Exercise directions | Copy out every line in the entries below that includes "JSON".

## start

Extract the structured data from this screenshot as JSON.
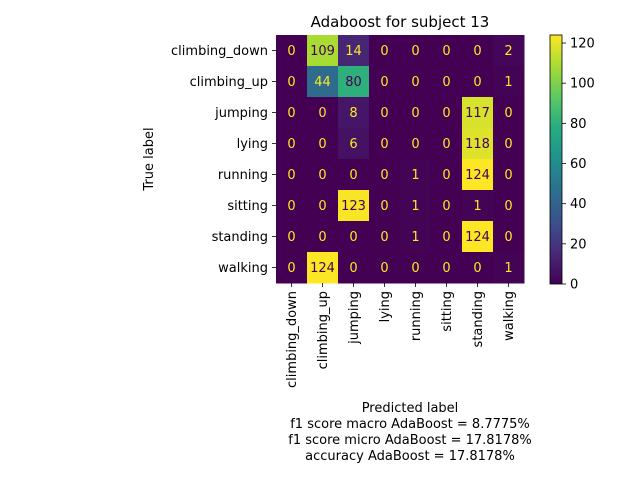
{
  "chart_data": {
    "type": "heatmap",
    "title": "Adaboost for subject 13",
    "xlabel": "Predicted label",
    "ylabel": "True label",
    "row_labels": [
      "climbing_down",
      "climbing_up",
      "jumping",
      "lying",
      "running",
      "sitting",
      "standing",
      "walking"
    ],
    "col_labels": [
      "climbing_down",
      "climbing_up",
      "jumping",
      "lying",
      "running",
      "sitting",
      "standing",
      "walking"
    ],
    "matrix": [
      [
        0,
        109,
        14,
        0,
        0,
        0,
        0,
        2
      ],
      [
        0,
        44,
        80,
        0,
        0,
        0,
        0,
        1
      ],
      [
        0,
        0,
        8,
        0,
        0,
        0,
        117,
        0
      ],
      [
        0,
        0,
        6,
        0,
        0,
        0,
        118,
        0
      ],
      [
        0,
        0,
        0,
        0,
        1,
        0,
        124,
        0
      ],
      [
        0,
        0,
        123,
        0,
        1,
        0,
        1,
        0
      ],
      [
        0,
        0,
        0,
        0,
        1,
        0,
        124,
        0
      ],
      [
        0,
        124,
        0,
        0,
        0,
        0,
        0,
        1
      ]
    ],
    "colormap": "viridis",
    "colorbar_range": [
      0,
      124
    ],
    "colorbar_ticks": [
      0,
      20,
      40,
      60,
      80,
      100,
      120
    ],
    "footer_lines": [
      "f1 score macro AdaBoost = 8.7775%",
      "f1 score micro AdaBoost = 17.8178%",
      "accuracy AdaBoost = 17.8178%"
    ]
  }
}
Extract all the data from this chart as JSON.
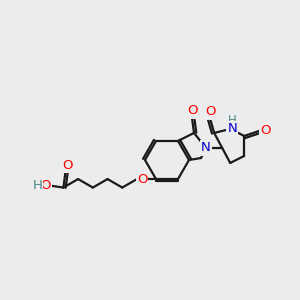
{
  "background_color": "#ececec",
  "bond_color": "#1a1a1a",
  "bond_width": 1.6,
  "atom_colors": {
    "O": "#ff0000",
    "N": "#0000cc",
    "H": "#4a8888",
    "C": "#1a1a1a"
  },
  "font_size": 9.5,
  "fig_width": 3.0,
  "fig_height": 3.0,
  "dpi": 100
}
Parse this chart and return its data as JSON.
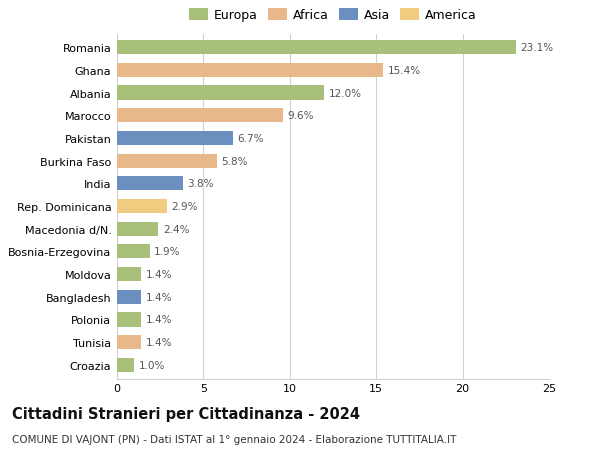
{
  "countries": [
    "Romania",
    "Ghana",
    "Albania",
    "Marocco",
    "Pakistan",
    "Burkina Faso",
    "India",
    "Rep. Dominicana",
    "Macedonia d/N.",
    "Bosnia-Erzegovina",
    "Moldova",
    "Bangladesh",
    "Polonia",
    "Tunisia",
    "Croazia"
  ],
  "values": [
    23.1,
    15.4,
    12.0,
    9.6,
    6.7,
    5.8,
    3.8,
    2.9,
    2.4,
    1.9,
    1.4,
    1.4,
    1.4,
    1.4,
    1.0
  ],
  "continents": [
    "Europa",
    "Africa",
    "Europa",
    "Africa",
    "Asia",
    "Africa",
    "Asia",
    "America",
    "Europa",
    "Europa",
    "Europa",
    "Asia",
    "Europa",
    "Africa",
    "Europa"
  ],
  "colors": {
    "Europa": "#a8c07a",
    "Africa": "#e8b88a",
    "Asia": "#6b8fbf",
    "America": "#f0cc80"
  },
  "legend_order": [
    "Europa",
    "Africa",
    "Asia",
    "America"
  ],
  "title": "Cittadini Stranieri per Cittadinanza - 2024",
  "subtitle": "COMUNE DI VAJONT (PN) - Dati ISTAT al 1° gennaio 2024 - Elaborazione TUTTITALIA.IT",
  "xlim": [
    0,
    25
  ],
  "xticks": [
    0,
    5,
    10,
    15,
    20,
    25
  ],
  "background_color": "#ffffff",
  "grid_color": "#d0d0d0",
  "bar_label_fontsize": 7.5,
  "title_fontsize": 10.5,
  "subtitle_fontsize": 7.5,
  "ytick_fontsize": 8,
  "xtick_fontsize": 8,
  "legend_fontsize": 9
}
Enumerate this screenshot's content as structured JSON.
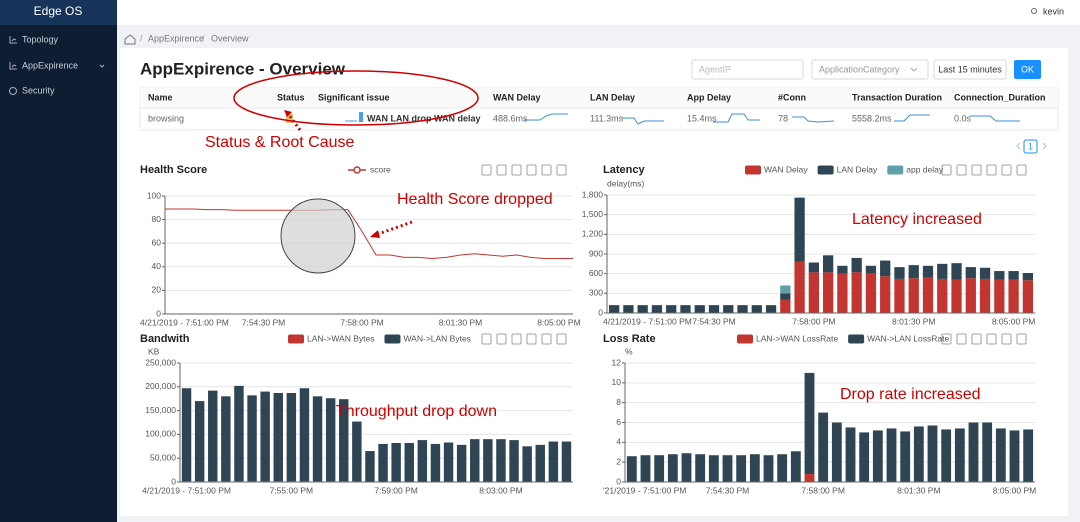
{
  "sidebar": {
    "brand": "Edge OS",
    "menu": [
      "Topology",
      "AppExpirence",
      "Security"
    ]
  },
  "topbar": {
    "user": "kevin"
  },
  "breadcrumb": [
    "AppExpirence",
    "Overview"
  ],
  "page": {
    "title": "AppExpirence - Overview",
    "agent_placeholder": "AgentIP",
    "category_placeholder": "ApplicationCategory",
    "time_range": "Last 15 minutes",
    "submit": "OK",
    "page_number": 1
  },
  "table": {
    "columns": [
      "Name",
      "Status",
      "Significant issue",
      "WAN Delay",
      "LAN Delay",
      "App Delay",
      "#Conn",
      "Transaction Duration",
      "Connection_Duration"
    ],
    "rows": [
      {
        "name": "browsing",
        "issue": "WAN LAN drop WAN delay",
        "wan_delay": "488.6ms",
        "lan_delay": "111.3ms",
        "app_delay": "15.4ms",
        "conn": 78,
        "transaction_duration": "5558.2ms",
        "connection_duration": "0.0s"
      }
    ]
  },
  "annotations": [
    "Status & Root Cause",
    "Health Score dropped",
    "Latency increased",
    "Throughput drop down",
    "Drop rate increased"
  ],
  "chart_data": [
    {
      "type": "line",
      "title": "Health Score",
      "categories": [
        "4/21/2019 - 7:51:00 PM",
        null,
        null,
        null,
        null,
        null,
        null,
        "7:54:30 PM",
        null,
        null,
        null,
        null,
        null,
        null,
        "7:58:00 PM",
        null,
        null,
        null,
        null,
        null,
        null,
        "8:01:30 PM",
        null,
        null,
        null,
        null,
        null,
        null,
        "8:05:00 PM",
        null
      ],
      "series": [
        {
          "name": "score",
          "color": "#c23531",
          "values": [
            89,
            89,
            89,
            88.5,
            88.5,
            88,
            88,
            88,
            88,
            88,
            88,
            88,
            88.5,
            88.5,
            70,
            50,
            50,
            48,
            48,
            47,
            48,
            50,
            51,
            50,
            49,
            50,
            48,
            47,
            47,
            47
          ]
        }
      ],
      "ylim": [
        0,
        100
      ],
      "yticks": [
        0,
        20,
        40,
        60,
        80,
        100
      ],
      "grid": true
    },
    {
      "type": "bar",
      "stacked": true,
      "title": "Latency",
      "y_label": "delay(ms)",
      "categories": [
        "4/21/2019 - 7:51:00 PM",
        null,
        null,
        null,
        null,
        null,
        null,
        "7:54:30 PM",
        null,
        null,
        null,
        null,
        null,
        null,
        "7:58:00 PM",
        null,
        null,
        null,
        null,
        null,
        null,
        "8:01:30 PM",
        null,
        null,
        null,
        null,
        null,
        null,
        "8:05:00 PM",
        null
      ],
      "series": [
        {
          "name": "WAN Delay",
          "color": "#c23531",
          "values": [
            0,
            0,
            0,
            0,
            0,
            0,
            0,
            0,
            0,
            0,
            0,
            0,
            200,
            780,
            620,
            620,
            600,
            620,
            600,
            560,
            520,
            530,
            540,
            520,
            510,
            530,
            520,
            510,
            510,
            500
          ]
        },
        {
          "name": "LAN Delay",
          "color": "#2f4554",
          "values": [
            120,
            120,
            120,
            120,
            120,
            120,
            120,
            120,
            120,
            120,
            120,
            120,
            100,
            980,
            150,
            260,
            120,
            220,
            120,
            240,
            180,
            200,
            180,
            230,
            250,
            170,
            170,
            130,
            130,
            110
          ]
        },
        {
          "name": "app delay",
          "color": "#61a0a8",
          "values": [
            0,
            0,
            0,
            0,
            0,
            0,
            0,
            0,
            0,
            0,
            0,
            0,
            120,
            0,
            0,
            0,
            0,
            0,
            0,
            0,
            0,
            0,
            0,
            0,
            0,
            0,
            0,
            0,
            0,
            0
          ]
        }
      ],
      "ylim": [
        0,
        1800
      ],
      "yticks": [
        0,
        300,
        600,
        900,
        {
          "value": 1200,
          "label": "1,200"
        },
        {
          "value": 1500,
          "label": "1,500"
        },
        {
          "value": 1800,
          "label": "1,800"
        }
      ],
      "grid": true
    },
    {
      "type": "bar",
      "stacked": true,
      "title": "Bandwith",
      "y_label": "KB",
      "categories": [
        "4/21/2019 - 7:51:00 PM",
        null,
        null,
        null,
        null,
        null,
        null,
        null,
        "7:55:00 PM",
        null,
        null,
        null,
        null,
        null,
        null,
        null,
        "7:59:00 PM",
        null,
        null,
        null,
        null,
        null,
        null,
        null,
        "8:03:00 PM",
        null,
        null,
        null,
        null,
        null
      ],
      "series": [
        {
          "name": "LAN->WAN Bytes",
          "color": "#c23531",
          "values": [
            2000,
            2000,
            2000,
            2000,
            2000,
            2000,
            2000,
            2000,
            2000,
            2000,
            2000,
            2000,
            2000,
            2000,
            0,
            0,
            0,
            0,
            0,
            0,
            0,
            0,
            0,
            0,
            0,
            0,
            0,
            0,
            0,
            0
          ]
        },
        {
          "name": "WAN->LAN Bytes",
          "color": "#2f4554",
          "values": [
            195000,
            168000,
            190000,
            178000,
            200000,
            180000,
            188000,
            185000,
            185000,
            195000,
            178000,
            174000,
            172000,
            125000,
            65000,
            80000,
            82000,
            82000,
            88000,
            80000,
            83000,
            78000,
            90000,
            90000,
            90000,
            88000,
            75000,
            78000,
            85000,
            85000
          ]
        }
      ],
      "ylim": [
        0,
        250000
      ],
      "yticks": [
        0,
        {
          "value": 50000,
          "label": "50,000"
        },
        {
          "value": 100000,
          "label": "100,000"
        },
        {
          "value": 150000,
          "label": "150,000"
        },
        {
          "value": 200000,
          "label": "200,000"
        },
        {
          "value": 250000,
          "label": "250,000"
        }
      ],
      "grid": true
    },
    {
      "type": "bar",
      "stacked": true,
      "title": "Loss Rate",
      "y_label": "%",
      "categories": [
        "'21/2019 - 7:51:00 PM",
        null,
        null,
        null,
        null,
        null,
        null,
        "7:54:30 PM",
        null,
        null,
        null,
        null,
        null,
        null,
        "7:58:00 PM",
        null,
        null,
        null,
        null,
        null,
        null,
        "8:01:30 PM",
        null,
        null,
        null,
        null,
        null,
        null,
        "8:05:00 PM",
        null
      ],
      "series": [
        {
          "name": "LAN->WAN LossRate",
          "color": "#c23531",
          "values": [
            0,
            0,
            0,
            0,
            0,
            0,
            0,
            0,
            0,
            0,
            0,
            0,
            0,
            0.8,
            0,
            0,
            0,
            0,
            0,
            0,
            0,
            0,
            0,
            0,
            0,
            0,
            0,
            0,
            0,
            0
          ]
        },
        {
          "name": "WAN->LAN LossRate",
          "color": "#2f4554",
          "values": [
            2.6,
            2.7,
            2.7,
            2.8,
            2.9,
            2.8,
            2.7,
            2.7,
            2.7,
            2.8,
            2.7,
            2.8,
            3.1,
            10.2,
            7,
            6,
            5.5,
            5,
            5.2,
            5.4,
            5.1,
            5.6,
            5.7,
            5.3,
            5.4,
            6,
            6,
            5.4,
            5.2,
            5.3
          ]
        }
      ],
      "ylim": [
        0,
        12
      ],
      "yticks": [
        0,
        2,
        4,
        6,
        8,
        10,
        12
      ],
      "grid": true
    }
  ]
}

## end

Solution for this exercise |
Extract the structured data from this screenshot as JSON.
Extract all the data from this chart as JSON.
Parse this chart and return its data as JSON.
Enumerate this screenshot's content as structured JSON.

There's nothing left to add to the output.